- Problem description -
From top to bottom, retype the data exactly, passing over any picture.

(Input records)

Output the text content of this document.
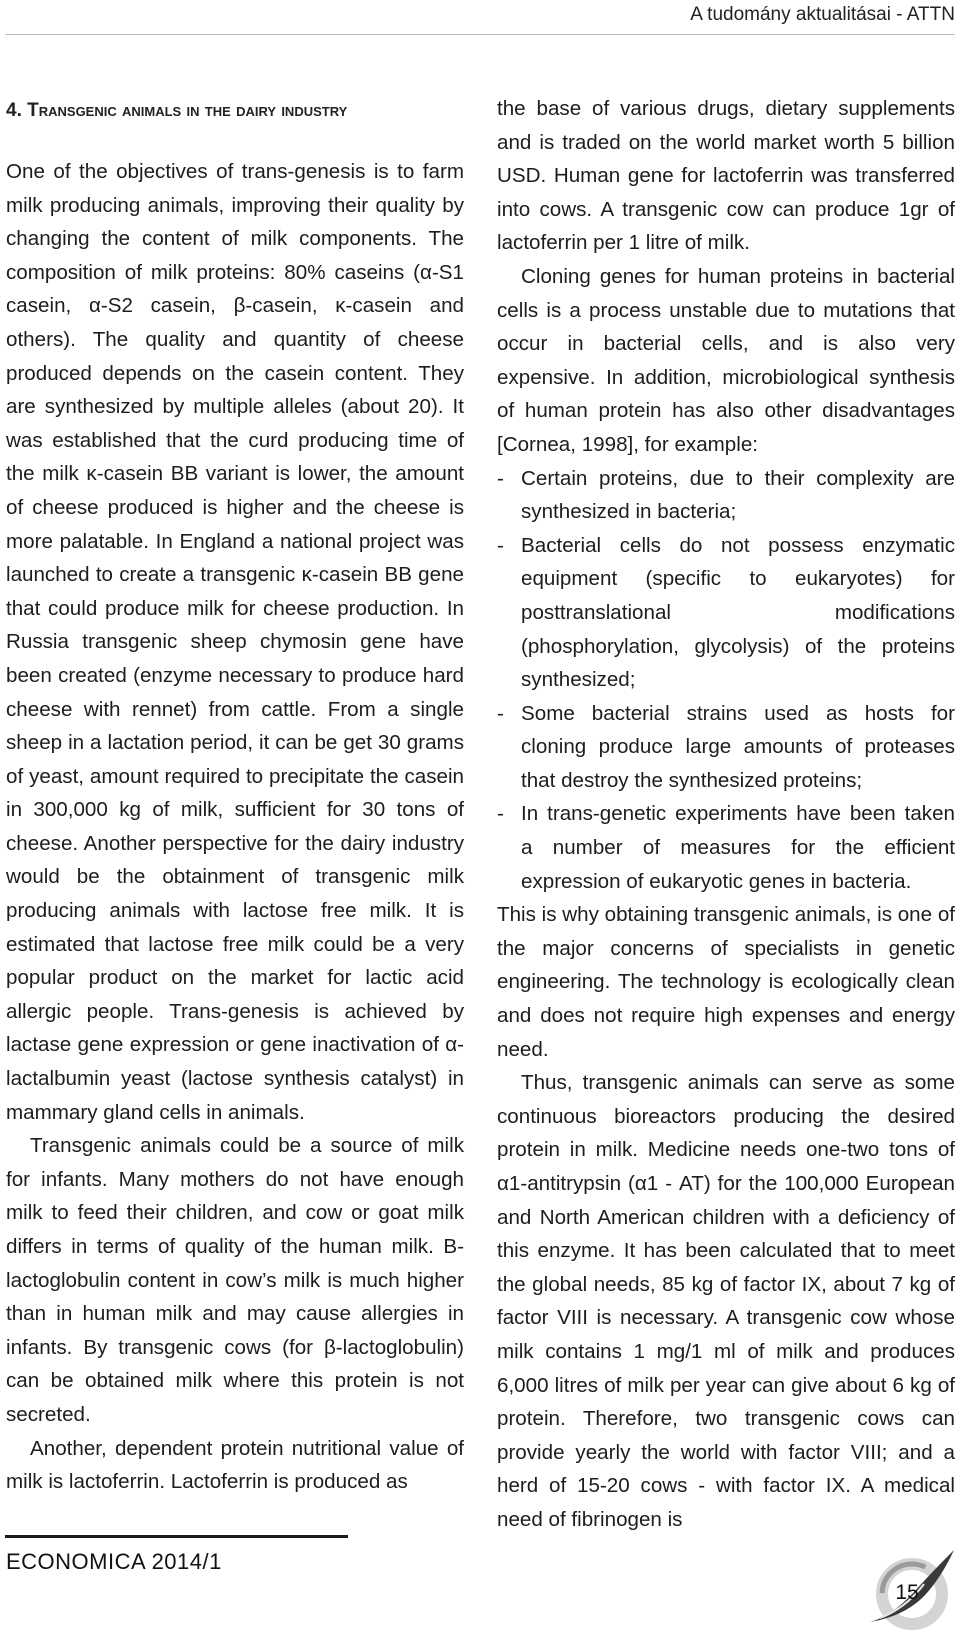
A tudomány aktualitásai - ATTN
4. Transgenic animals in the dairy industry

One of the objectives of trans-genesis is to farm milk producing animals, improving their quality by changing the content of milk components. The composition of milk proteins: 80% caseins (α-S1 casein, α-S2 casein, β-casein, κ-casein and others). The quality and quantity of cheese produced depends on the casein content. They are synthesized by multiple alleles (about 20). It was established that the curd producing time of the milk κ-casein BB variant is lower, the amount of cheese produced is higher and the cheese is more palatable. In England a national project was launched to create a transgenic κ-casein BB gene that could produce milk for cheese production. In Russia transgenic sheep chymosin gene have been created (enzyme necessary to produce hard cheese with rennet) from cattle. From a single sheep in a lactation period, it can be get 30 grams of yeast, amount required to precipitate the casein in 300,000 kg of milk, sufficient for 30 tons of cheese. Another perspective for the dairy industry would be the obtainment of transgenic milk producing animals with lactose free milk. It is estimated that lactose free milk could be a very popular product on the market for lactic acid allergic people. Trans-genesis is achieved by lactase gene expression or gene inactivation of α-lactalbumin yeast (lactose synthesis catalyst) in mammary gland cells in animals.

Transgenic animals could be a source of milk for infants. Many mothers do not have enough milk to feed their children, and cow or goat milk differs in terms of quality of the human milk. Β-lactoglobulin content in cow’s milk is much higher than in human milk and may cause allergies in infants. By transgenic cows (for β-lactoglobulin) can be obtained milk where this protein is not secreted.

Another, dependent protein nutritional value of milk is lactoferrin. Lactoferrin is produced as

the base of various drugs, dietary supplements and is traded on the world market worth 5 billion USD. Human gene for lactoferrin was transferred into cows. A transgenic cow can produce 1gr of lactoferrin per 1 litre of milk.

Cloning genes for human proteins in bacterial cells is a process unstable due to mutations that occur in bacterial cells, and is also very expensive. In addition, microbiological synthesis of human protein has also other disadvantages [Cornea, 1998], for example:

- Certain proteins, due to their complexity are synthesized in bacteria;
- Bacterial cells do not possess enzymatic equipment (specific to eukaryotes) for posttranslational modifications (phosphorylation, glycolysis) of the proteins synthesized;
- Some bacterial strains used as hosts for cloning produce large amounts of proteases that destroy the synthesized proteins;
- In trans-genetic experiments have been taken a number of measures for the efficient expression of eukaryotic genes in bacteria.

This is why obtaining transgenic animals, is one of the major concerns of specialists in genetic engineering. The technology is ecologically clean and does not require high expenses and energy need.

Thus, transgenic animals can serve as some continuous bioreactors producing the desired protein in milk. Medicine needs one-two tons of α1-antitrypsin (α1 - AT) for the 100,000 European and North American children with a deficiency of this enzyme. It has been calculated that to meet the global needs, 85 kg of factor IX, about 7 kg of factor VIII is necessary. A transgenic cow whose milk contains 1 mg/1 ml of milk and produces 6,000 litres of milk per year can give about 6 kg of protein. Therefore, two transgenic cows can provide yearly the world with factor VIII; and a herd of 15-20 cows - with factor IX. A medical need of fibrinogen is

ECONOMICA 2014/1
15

(End Input records)

- Answer space -
Output the text content of this document.
A tudomány aktualitásai - ATTN
4. Transgenic animals in the dairy industry

One of the objectives of trans-genesis is to farm milk producing animals, improving their quality by changing the content of milk components. The composition of milk proteins: 80% caseins (α-S1 casein, α-S2 casein, β-casein, κ-casein and others). The quality and quantity of cheese produced depends on the casein content. They are synthesized by multiple alleles (about 20). It was established that the curd producing time of the milk κ-casein BB variant is lower, the amount of cheese produced is higher and the cheese is more palatable. In England a national project was launched to create a transgenic κ-casein BB gene that could produce milk for cheese production. In Russia transgenic sheep chymosin gene have been created (enzyme necessary to produce hard cheese with rennet) from cattle. From a single sheep in a lactation period, it can be get 30 grams of yeast, amount required to precipitate the casein in 300,000 kg of milk, sufficient for 30 tons of cheese. Another perspective for the dairy industry would be the obtainment of transgenic milk producing animals with lactose free milk. It is estimated that lactose free milk could be a very popular product on the market for lactic acid allergic people. Trans-genesis is achieved by lactase gene expression or gene inactivation of α-lactalbumin yeast (lactose synthesis catalyst) in mammary gland cells in animals.

Transgenic animals could be a source of milk for infants. Many mothers do not have enough milk to feed their children, and cow or goat milk differs in terms of quality of the human milk. Β-lactoglobulin content in cow’s milk is much higher than in human milk and may cause allergies in infants. By transgenic cows (for β-lactoglobulin) can be obtained milk where this protein is not secreted.

Another, dependent protein nutritional value of milk is lactoferrin. Lactoferrin is produced as

the base of various drugs, dietary supplements and is traded on the world market worth 5 billion USD. Human gene for lactoferrin was transferred into cows. A transgenic cow can produce 1gr of lactoferrin per 1 litre of milk.

Cloning genes for human proteins in bacterial cells is a process unstable due to mutations that occur in bacterial cells, and is also very expensive. In addition, microbiological synthesis of human protein has also other disadvantages [Cornea, 1998], for example:

- Certain proteins, due to their complexity are synthesized in bacteria;
- Bacterial cells do not possess enzymatic equipment (specific to eukaryotes) for posttranslational modifications (phosphorylation, glycolysis) of the proteins synthesized;
- Some bacterial strains used as hosts for cloning produce large amounts of proteases that destroy the synthesized proteins;
- In trans-genetic experiments have been taken a number of measures for the efficient expression of eukaryotic genes in bacteria.

This is why obtaining transgenic animals, is one of the major concerns of specialists in genetic engineering. The technology is ecologically clean and does not require high expenses and energy need.

Thus, transgenic animals can serve as some continuous bioreactors producing the desired protein in milk. Medicine needs one-two tons of α1-antitrypsin (α1 - AT) for the 100,000 European and North American children with a deficiency of this enzyme. It has been calculated that to meet the global needs, 85 kg of factor IX, about 7 kg of factor VIII is necessary. A transgenic cow whose milk contains 1 mg/1 ml of milk and produces 6,000 litres of milk per year can give about 6 kg of protein. Therefore, two transgenic cows can provide yearly the world with factor VIII; and a herd of 15-20 cows - with factor IX. A medical need of fibrinogen is

ECONOMICA 2014/1
15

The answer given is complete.